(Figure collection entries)
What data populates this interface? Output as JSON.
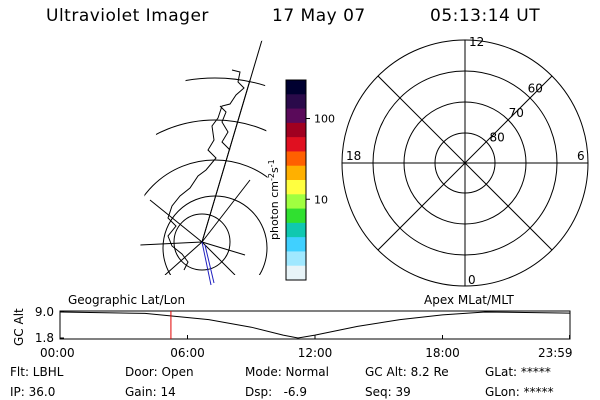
{
  "header": {
    "instrument": "Ultraviolet Imager",
    "date": "17 May 07",
    "time": "05:13:14 UT"
  },
  "colorbar": {
    "label": "photon cm",
    "label_sup1": "-2",
    "label_mid": "s",
    "label_sup2": "-1",
    "ticks": [
      {
        "label": "100",
        "value": 100
      },
      {
        "label": "10",
        "value": 10
      }
    ],
    "colors": [
      "#000030",
      "#2a0a4a",
      "#5a0a5a",
      "#a00020",
      "#e01020",
      "#ff6000",
      "#ffb000",
      "#ffff40",
      "#a0ff40",
      "#30e030",
      "#10c8b0",
      "#40d0ff",
      "#a0e8ff",
      "#e8f4f8"
    ]
  },
  "polar": {
    "mlt_labels": [
      {
        "label": "12",
        "mlt": 12
      },
      {
        "label": "18",
        "mlt": 18
      },
      {
        "label": "6",
        "mlt": 6
      },
      {
        "label": "0",
        "mlt": 0
      }
    ],
    "lat_labels": [
      {
        "label": "60",
        "lat": 60
      },
      {
        "label": "70",
        "lat": 70
      },
      {
        "label": "80",
        "lat": 80
      }
    ]
  },
  "timeline": {
    "left_label": "Geographic Lat/Lon",
    "right_label": "Apex MLat/MLT",
    "y_axis_label": "GC Alt",
    "y_ticks": [
      {
        "label": "9.0",
        "value": 9.0
      },
      {
        "label": "1.8",
        "value": 1.8
      }
    ],
    "x_ticks": [
      {
        "label": "00:00",
        "hour": 0
      },
      {
        "label": "06:00",
        "hour": 6
      },
      {
        "label": "12:00",
        "hour": 12
      },
      {
        "label": "18:00",
        "hour": 18
      },
      {
        "label": "23:59",
        "hour": 23.98
      }
    ],
    "current_time_hour": 5.22,
    "altitude_curve": [
      {
        "hour": 0,
        "alt": 9.0
      },
      {
        "hour": 4,
        "alt": 8.6
      },
      {
        "hour": 7,
        "alt": 6.9
      },
      {
        "hour": 9,
        "alt": 4.8
      },
      {
        "hour": 10.5,
        "alt": 2.6
      },
      {
        "hour": 11.2,
        "alt": 1.8
      },
      {
        "hour": 12,
        "alt": 2.6
      },
      {
        "hour": 14,
        "alt": 5.0
      },
      {
        "hour": 16,
        "alt": 6.9
      },
      {
        "hour": 18,
        "alt": 8.2
      },
      {
        "hour": 20,
        "alt": 9.0
      },
      {
        "hour": 23.98,
        "alt": 8.7
      }
    ]
  },
  "status": {
    "flt": "Flt: LBHL",
    "ip": "IP: 36.0",
    "door": "Door: Open",
    "gain": "Gain: 14",
    "mode": "Mode: Normal",
    "dsp": "Dsp:   -6.9",
    "gcalt": "GC Alt: 8.2 Re",
    "seq": "Seq: 39",
    "glat": "GLat: *****",
    "glon": "GLon: *****"
  }
}
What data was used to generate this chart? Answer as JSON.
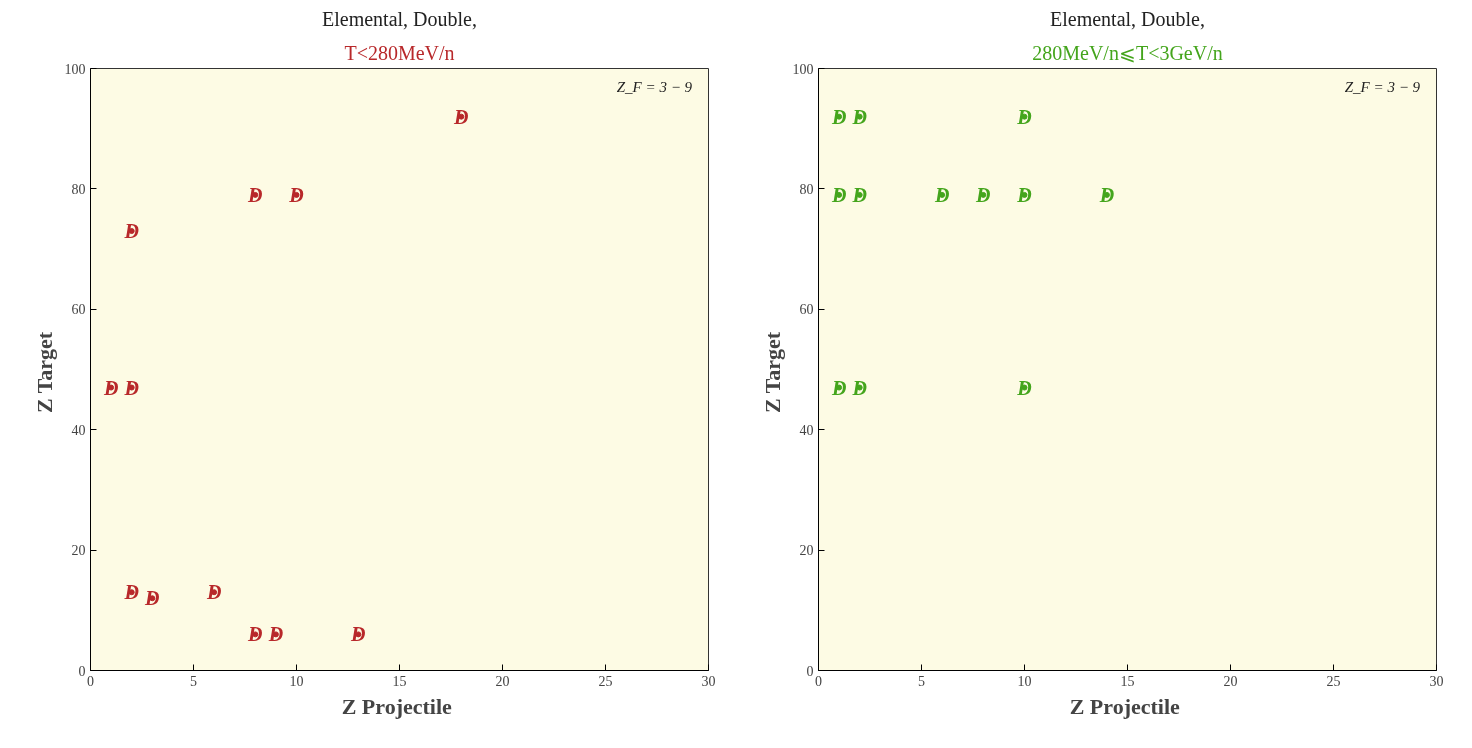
{
  "chart_data": [
    {
      "type": "scatter",
      "title": "Elemental, Double,",
      "subtitle": "T<280MeV/n",
      "xlabel": "Z  Projectile",
      "ylabel": "Z  Target",
      "xlim": [
        0,
        30
      ],
      "ylim": [
        0,
        100
      ],
      "xticks": [
        0,
        5,
        10,
        15,
        20,
        25,
        30
      ],
      "yticks": [
        0,
        20,
        40,
        60,
        80,
        100
      ],
      "annotations": [
        "Z_F = 3 − 9"
      ],
      "series": [
        {
          "color": "#b8282a",
          "x": [
            18,
            8,
            10,
            2,
            1,
            2,
            2,
            3,
            6,
            8,
            9,
            13
          ],
          "values": [
            92,
            79,
            79,
            73,
            47,
            47,
            13,
            12,
            13,
            6,
            6,
            6
          ],
          "value_labels": [
            "D",
            "D",
            "D",
            "D",
            "D",
            "D",
            "D",
            "D",
            "D",
            "D",
            "D",
            "D"
          ]
        }
      ]
    },
    {
      "type": "scatter",
      "title": "Elemental, Double,",
      "subtitle": "280MeV/n⩽T<3GeV/n",
      "xlabel": "Z  Projectile",
      "ylabel": "Z  Target",
      "xlim": [
        0,
        30
      ],
      "ylim": [
        0,
        100
      ],
      "xticks": [
        0,
        5,
        10,
        15,
        20,
        25,
        30
      ],
      "yticks": [
        0,
        20,
        40,
        60,
        80,
        100
      ],
      "annotations": [
        "Z_F = 3 − 9"
      ],
      "series": [
        {
          "color": "#44a51c",
          "x": [
            1,
            2,
            10,
            1,
            2,
            6,
            8,
            10,
            14,
            1,
            2,
            10
          ],
          "values": [
            92,
            92,
            92,
            79,
            79,
            79,
            79,
            79,
            79,
            47,
            47,
            47
          ],
          "value_labels": [
            "D",
            "D",
            "D",
            "D",
            "D",
            "D",
            "D",
            "D",
            "D",
            "D",
            "D",
            "D"
          ]
        }
      ]
    }
  ]
}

▶ Request
Repeat all of the data above word for word, minus the pictures.

▶ Solution to the problem
What data populates this interface? Output as JSON.
{
  "header": {
    "instrument": "Ultraviolet Imager",
    "date": "17 May 07",
    "time": "05:13:14 UT"
  },
  "colorbar": {
    "label": "photon cm",
    "label_sup1": "-2",
    "label_mid": "s",
    "label_sup2": "-1",
    "ticks": [
      {
        "label": "100",
        "value": 100
      },
      {
        "label": "10",
        "value": 10
      }
    ],
    "colors": [
      "#000030",
      "#2a0a4a",
      "#5a0a5a",
      "#a00020",
      "#e01020",
      "#ff6000",
      "#ffb000",
      "#ffff40",
      "#a0ff40",
      "#30e030",
      "#10c8b0",
      "#40d0ff",
      "#a0e8ff",
      "#e8f4f8"
    ]
  },
  "polar": {
    "mlt_labels": [
      {
        "label": "12",
        "mlt": 12
      },
      {
        "label": "18",
        "mlt": 18
      },
      {
        "label": "6",
        "mlt": 6
      },
      {
        "label": "0",
        "mlt": 0
      }
    ],
    "lat_labels": [
      {
        "label": "60",
        "lat": 60
      },
      {
        "label": "70",
        "lat": 70
      },
      {
        "label": "80",
        "lat": 80
      }
    ]
  },
  "timeline": {
    "left_label": "Geographic Lat/Lon",
    "right_label": "Apex MLat/MLT",
    "y_axis_label": "GC Alt",
    "y_ticks": [
      {
        "label": "9.0",
        "value": 9.0
      },
      {
        "label": "1.8",
        "value": 1.8
      }
    ],
    "x_ticks": [
      {
        "label": "00:00",
        "hour": 0
      },
      {
        "label": "06:00",
        "hour": 6
      },
      {
        "label": "12:00",
        "hour": 12
      },
      {
        "label": "18:00",
        "hour": 18
      },
      {
        "label": "23:59",
        "hour": 23.98
      }
    ],
    "current_time_hour": 5.22,
    "altitude_curve": [
      {
        "hour": 0,
        "alt": 9.0
      },
      {
        "hour": 4,
        "alt": 8.6
      },
      {
        "hour": 7,
        "alt": 6.9
      },
      {
        "hour": 9,
        "alt": 4.8
      },
      {
        "hour": 10.5,
        "alt": 2.6
      },
      {
        "hour": 11.2,
        "alt": 1.8
      },
      {
        "hour": 12,
        "alt": 2.6
      },
      {
        "hour": 14,
        "alt": 5.0
      },
      {
        "hour": 16,
        "alt": 6.9
      },
      {
        "hour": 18,
        "alt": 8.2
      },
      {
        "hour": 20,
        "alt": 9.0
      },
      {
        "hour": 23.98,
        "alt": 8.7
      }
    ]
  },
  "status": {
    "flt": "Flt: LBHL",
    "ip": "IP: 36.0",
    "door": "Door: Open",
    "gain": "Gain: 14",
    "mode": "Mode: Normal",
    "dsp": "Dsp:   -6.9",
    "gcalt": "GC Alt: 8.2 Re",
    "seq": "Seq: 39",
    "glat": "GLat: *****",
    "glon": "GLon: *****"
  }
}
What data was used to generate this chart? Answer as JSON.
{
  "chart_data": [
    {
      "type": "scatter",
      "title": "Elemental, Double,",
      "subtitle": "T<280MeV/n",
      "xlabel": "Z  Projectile",
      "ylabel": "Z  Target",
      "xlim": [
        0,
        30
      ],
      "ylim": [
        0,
        100
      ],
      "xticks": [
        0,
        5,
        10,
        15,
        20,
        25,
        30
      ],
      "yticks": [
        0,
        20,
        40,
        60,
        80,
        100
      ],
      "annotations": [
        "Z_F = 3 − 9"
      ],
      "series": [
        {
          "color": "#b8282a",
          "x": [
            18,
            8,
            10,
            2,
            1,
            2,
            2,
            3,
            6,
            8,
            9,
            13
          ],
          "values": [
            92,
            79,
            79,
            73,
            47,
            47,
            13,
            12,
            13,
            6,
            6,
            6
          ],
          "value_labels": [
            "D",
            "D",
            "D",
            "D",
            "D",
            "D",
            "D",
            "D",
            "D",
            "D",
            "D",
            "D"
          ]
        }
      ]
    },
    {
      "type": "scatter",
      "title": "Elemental, Double,",
      "subtitle": "280MeV/n⩽T<3GeV/n",
      "xlabel": "Z  Projectile",
      "ylabel": "Z  Target",
      "xlim": [
        0,
        30
      ],
      "ylim": [
        0,
        100
      ],
      "xticks": [
        0,
        5,
        10,
        15,
        20,
        25,
        30
      ],
      "yticks": [
        0,
        20,
        40,
        60,
        80,
        100
      ],
      "annotations": [
        "Z_F = 3 − 9"
      ],
      "series": [
        {
          "color": "#44a51c",
          "x": [
            1,
            2,
            10,
            1,
            2,
            6,
            8,
            10,
            14,
            1,
            2,
            10
          ],
          "values": [
            92,
            92,
            92,
            79,
            79,
            79,
            79,
            79,
            79,
            47,
            47,
            47
          ],
          "value_labels": [
            "D",
            "D",
            "D",
            "D",
            "D",
            "D",
            "D",
            "D",
            "D",
            "D",
            "D",
            "D"
          ]
        }
      ]
    }
  ]
}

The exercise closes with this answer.